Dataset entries
::::::::
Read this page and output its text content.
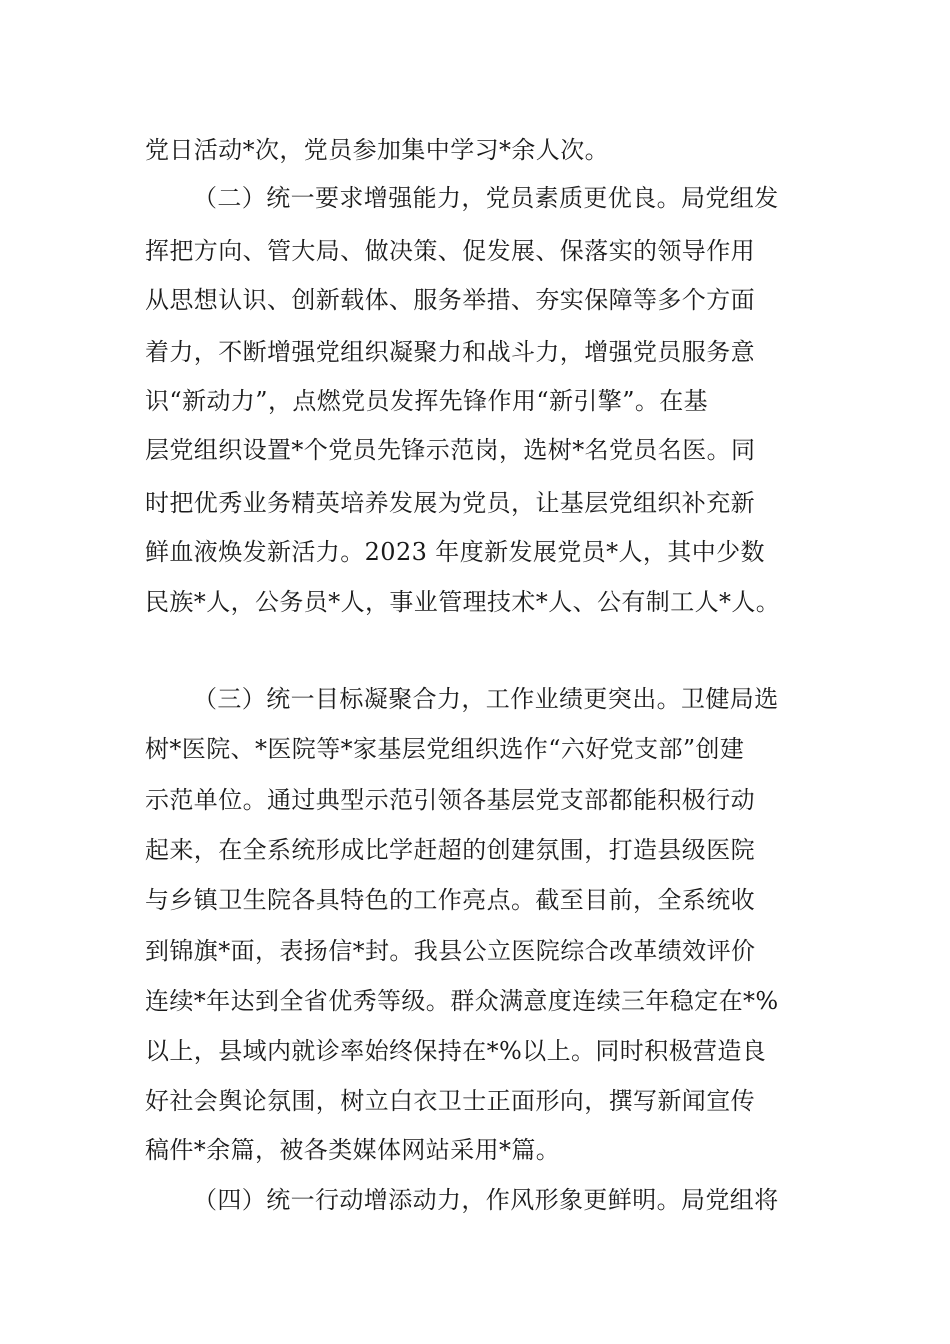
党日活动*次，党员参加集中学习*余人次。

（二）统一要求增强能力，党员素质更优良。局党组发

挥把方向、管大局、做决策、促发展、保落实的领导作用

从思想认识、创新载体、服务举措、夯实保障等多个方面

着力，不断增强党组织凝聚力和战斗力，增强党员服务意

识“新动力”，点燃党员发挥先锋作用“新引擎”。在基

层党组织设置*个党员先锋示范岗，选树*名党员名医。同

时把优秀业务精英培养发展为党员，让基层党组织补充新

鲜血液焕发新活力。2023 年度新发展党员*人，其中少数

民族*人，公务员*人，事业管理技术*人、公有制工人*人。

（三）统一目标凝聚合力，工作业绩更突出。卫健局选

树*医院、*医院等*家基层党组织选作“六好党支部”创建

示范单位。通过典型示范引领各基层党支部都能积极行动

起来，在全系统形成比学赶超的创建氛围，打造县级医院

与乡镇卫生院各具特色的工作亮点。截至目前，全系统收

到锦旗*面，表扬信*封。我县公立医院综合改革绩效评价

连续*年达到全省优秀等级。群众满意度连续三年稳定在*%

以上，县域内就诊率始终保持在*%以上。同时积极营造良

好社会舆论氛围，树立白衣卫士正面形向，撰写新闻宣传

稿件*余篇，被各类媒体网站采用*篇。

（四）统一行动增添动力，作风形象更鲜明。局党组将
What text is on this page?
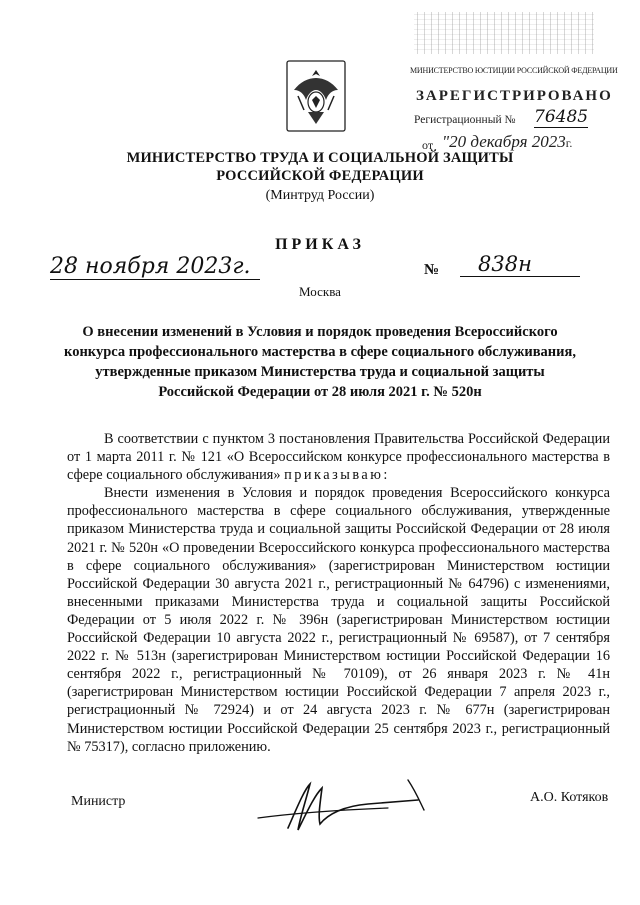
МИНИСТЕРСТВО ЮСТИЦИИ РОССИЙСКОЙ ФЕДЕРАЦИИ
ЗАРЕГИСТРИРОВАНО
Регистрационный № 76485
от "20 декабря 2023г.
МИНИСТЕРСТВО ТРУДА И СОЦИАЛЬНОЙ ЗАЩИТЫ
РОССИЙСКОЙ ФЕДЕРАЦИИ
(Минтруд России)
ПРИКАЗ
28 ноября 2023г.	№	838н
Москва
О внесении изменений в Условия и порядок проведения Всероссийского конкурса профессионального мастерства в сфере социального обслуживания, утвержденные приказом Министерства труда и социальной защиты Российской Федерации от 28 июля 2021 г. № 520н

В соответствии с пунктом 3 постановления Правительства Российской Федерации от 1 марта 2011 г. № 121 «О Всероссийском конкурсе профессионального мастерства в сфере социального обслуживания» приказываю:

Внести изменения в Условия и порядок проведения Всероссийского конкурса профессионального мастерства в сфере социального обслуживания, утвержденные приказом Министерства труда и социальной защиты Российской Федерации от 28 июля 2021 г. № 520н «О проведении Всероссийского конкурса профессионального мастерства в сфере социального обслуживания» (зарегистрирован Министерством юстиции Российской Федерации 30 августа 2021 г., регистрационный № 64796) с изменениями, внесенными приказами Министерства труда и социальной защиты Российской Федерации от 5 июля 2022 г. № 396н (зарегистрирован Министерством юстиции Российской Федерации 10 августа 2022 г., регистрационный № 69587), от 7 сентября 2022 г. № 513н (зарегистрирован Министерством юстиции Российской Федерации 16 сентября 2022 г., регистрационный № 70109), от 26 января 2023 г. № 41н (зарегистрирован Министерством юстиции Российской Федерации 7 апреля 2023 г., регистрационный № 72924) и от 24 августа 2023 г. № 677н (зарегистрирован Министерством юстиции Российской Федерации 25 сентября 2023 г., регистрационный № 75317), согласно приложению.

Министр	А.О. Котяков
::::::::
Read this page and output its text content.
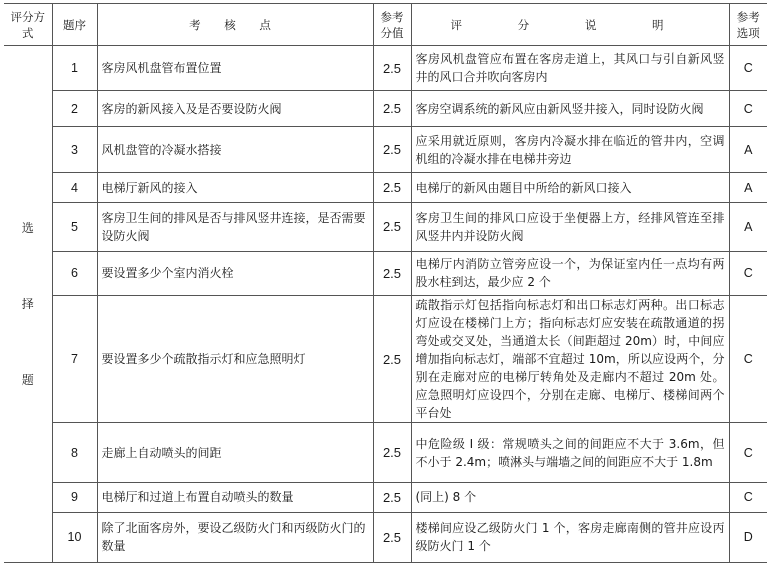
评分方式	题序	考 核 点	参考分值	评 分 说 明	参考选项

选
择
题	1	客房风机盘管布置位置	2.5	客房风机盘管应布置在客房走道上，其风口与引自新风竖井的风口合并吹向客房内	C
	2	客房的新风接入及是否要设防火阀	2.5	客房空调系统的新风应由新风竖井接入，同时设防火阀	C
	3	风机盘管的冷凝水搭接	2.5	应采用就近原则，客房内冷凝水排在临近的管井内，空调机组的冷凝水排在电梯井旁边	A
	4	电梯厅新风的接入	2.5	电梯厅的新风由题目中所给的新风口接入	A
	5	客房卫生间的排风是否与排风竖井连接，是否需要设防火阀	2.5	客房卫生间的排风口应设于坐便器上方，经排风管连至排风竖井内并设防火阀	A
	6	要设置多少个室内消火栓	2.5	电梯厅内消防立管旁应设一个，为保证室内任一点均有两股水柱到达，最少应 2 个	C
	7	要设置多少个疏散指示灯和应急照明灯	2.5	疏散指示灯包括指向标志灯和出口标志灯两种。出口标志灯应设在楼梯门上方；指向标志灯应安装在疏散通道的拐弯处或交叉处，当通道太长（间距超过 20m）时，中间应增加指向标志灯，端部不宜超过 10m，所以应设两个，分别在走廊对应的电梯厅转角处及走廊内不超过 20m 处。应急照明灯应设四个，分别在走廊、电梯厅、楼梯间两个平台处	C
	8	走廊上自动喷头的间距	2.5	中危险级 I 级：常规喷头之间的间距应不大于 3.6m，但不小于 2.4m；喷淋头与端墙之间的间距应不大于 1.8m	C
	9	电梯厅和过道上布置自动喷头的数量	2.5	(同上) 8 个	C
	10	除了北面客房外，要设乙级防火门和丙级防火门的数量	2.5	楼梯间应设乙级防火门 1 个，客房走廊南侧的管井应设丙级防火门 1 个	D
::::::::
• TASK DESCRIPTION
Filter the listing for the word "конкурса" and copy every line that holds it.

• PROBLEM SOLUTION
О внесении изменений в Условия и порядок проведения Всероссийского конкурса профессионального мастерства в сфере социального обслуживания, утвержденные приказом Министерства труда и социальной защиты Российской Федерации от 28 июля 2021 г. № 520н
Внести изменения в Условия и порядок проведения Всероссийского конкурса профессионального мастерства в сфере социального обслуживания, утвержденные приказом Министерства труда и социальной защиты Российской Федерации от 28 июля 2021 г. № 520н «О проведении Всероссийского конкурса профессионального мастерства в сфере социального обслуживания» (зарегистрирован Министерством юстиции Российской Федерации 30 августа 2021 г., регистрационный № 64796) с изменениями, внесенными приказами Министерства труда и социальной защиты Российской Федерации от 5 июля 2022 г. № 396н (зарегистрирован Министерством юстиции Российской Федерации 10 августа 2022 г., регистрационный № 69587), от 7 сентября 2022 г. № 513н (зарегистрирован Министерством юстиции Российской Федерации 16 сентября 2022 г., регистрационный № 70109), от 26 января 2023 г. № 41н (зарегистрирован Министерством юстиции Российской Федерации 7 апреля 2023 г., регистрационный № 72924) и от 24 августа 2023 г. № 677н (зарегистрирован Министерством юстиции Российской Федерации 25 сентября 2023 г., регистрационный № 75317), согласно приложению.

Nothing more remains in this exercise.